======== INPUT MATERIAL
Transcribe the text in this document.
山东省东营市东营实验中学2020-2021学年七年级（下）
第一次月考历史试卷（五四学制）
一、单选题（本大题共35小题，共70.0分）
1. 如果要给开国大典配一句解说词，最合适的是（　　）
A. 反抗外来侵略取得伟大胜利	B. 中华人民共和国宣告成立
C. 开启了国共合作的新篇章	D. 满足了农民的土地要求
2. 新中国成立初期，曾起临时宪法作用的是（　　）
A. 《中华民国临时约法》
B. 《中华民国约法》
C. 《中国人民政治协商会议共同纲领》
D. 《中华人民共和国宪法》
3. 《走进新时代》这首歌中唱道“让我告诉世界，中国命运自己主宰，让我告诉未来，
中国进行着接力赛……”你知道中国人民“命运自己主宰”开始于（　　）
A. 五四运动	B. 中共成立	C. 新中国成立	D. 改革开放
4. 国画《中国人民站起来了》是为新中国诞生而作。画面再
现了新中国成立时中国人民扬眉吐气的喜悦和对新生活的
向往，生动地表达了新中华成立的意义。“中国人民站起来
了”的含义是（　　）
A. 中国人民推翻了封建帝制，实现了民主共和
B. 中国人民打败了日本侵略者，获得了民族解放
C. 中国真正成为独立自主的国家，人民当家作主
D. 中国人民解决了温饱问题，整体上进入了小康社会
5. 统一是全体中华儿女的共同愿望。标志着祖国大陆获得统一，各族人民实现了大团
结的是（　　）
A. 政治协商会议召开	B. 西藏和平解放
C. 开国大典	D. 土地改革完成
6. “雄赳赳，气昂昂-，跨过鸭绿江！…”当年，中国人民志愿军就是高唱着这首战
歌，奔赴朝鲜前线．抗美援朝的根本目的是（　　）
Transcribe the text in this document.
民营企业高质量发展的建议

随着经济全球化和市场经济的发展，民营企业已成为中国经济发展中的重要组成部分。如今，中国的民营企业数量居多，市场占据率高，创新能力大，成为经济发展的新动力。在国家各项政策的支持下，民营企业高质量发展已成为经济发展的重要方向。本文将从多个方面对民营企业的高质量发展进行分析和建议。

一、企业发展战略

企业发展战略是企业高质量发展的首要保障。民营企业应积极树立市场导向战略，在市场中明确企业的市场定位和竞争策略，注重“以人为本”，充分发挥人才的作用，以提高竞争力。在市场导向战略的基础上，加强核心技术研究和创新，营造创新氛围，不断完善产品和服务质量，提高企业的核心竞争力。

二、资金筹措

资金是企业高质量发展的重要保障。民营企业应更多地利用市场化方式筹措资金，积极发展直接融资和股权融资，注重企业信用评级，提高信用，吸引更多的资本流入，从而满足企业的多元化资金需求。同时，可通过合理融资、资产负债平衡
================
Write out all the records above again, exactly as they stand.

Transcribe the text in this document.
山东省东营市东营实验中学2020-2021学年七年级（下）
第一次月考历史试卷（五四学制）
一、单选题（本大题共35小题，共70.0分）
1. 如果要给开国大典配一句解说词，最合适的是（　　）
A. 反抗外来侵略取得伟大胜利	B. 中华人民共和国宣告成立
C. 开启了国共合作的新篇章	D. 满足了农民的土地要求
2. 新中国成立初期，曾起临时宪法作用的是（　　）
A. 《中华民国临时约法》
B. 《中华民国约法》
C. 《中国人民政治协商会议共同纲领》
D. 《中华人民共和国宪法》
3. 《走进新时代》这首歌中唱道“让我告诉世界，中国命运自己主宰，让我告诉未来，
中国进行着接力赛……”你知道中国人民“命运自己主宰”开始于（　　）
A. 五四运动	B. 中共成立	C. 新中国成立	D. 改革开放
4. 国画《中国人民站起来了》是为新中国诞生而作。画面再
现了新中国成立时中国人民扬眉吐气的喜悦和对新生活的
向往，生动地表达了新中华成立的意义。“中国人民站起来
了”的含义是（　　）
A. 中国人民推翻了封建帝制，实现了民主共和
B. 中国人民打败了日本侵略者，获得了民族解放
C. 中国真正成为独立自主的国家，人民当家作主
D. 中国人民解决了温饱问题，整体上进入了小康社会
5. 统一是全体中华儿女的共同愿望。标志着祖国大陆获得统一，各族人民实现了大团
结的是（　　）
A. 政治协商会议召开	B. 西藏和平解放
C. 开国大典	D. 土地改革完成
6. “雄赳赳，气昂昂-，跨过鸭绿江！…”当年，中国人民志愿军就是高唱着这首战
歌，奔赴朝鲜前线．抗美援朝的根本目的是（　　）
Transcribe the text in this document.
民营企业高质量发展的建议

随着经济全球化和市场经济的发展，民营企业已成为中国经济发展中的重要组成部分。如今，中国的民营企业数量居多，市场占据率高，创新能力大，成为经济发展的新动力。在国家各项政策的支持下，民营企业高质量发展已成为经济发展的重要方向。本文将从多个方面对民营企业的高质量发展进行分析和建议。

一、企业发展战略

企业发展战略是企业高质量发展的首要保障。民营企业应积极树立市场导向战略，在市场中明确企业的市场定位和竞争策略，注重“以人为本”，充分发挥人才的作用，以提高竞争力。在市场导向战略的基础上，加强核心技术研究和创新，营造创新氛围，不断完善产品和服务质量，提高企业的核心竞争力。

二、资金筹措

资金是企业高质量发展的重要保障。民营企业应更多地利用市场化方式筹措资金，积极发展直接融资和股权融资，注重企业信用评级，提高信用，吸引更多的资本流入，从而满足企业的多元化资金需求。同时，可通过合理融资、资产负债平衡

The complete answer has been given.